Quote each record exactly, please, leaving none out.
>> Start
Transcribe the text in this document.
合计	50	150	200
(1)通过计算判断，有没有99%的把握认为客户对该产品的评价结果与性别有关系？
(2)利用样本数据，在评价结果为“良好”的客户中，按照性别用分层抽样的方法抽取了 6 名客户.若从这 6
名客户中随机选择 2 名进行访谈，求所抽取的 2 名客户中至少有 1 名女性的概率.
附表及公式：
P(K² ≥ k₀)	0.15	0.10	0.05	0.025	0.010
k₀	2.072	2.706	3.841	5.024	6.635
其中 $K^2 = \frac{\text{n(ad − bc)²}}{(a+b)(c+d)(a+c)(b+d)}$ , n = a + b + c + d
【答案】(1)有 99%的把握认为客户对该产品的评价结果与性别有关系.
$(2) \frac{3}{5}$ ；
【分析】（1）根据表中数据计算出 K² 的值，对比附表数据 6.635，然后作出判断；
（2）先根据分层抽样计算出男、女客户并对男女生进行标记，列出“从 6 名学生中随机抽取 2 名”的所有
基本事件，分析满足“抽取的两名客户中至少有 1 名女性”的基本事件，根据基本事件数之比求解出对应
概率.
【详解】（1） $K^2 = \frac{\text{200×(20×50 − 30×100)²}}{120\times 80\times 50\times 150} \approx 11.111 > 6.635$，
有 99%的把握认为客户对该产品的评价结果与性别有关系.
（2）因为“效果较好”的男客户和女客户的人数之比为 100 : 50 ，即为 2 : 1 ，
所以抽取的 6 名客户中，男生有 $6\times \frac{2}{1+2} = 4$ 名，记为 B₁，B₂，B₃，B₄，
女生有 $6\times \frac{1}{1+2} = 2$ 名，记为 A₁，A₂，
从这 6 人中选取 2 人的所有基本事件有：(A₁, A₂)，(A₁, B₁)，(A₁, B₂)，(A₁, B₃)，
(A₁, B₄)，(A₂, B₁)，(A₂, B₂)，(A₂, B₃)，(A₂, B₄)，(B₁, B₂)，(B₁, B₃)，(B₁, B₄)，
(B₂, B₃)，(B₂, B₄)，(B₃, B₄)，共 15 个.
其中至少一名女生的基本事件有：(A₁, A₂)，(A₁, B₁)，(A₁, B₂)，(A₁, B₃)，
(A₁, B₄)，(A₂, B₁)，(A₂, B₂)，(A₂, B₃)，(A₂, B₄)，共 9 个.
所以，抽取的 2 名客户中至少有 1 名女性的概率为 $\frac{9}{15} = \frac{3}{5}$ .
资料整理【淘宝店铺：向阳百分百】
>> End
▶ **Result of the task**:
Transcribe the text in this document.
合计	50	150	200
(1)通过计算判断，有没有99%的把握认为客户对该产品的评价结果与性别有关系？
(2)利用样本数据，在评价结果为“良好”的客户中，按照性别用分层抽样的方法抽取了 6 名客户.若从这 6
名客户中随机选择 2 名进行访谈，求所抽取的 2 名客户中至少有 1 名女性的概率.
附表及公式：
P(K² ≥ k₀)	0.15	0.10	0.05	0.025	0.010
k₀	2.072	2.706	3.841	5.024	6.635
其中 $K^2 = \frac{\text{n(ad − bc)²}}{(a+b)(c+d)(a+c)(b+d)}$ , n = a + b + c + d
【答案】(1)有 99%的把握认为客户对该产品的评价结果与性别有关系.
$(2) \frac{3}{5}$ ；
【分析】（1）根据表中数据计算出 K² 的值，对比附表数据 6.635，然后作出判断；
（2）先根据分层抽样计算出男、女客户并对男女生进行标记，列出“从 6 名学生中随机抽取 2 名”的所有
基本事件，分析满足“抽取的两名客户中至少有 1 名女性”的基本事件，根据基本事件数之比求解出对应
概率.
【详解】（1） $K^2 = \frac{\text{200×(20×50 − 30×100)²}}{120\times 80\times 50\times 150} \approx 11.111 > 6.635$，
有 99%的把握认为客户对该产品的评价结果与性别有关系.
（2）因为“效果较好”的男客户和女客户的人数之比为 100 : 50 ，即为 2 : 1 ，
所以抽取的 6 名客户中，男生有 $6\times \frac{2}{1+2} = 4$ 名，记为 B₁，B₂，B₃，B₄，
女生有 $6\times \frac{1}{1+2} = 2$ 名，记为 A₁，A₂，
从这 6 人中选取 2 人的所有基本事件有：(A₁, A₂)，(A₁, B₁)，(A₁, B₂)，(A₁, B₃)，
(A₁, B₄)，(A₂, B₁)，(A₂, B₂)，(A₂, B₃)，(A₂, B₄)，(B₁, B₂)，(B₁, B₃)，(B₁, B₄)，
(B₂, B₃)，(B₂, B₄)，(B₃, B₄)，共 15 个.
其中至少一名女生的基本事件有：(A₁, A₂)，(A₁, B₁)，(A₁, B₂)，(A₁, B₃)，
(A₁, B₄)，(A₂, B₁)，(A₂, B₂)，(A₂, B₃)，(A₂, B₄)，共 9 个.
所以，抽取的 2 名客户中至少有 1 名女性的概率为 $\frac{9}{15} = \frac{3}{5}$ .
资料整理【淘宝店铺：向阳百分百】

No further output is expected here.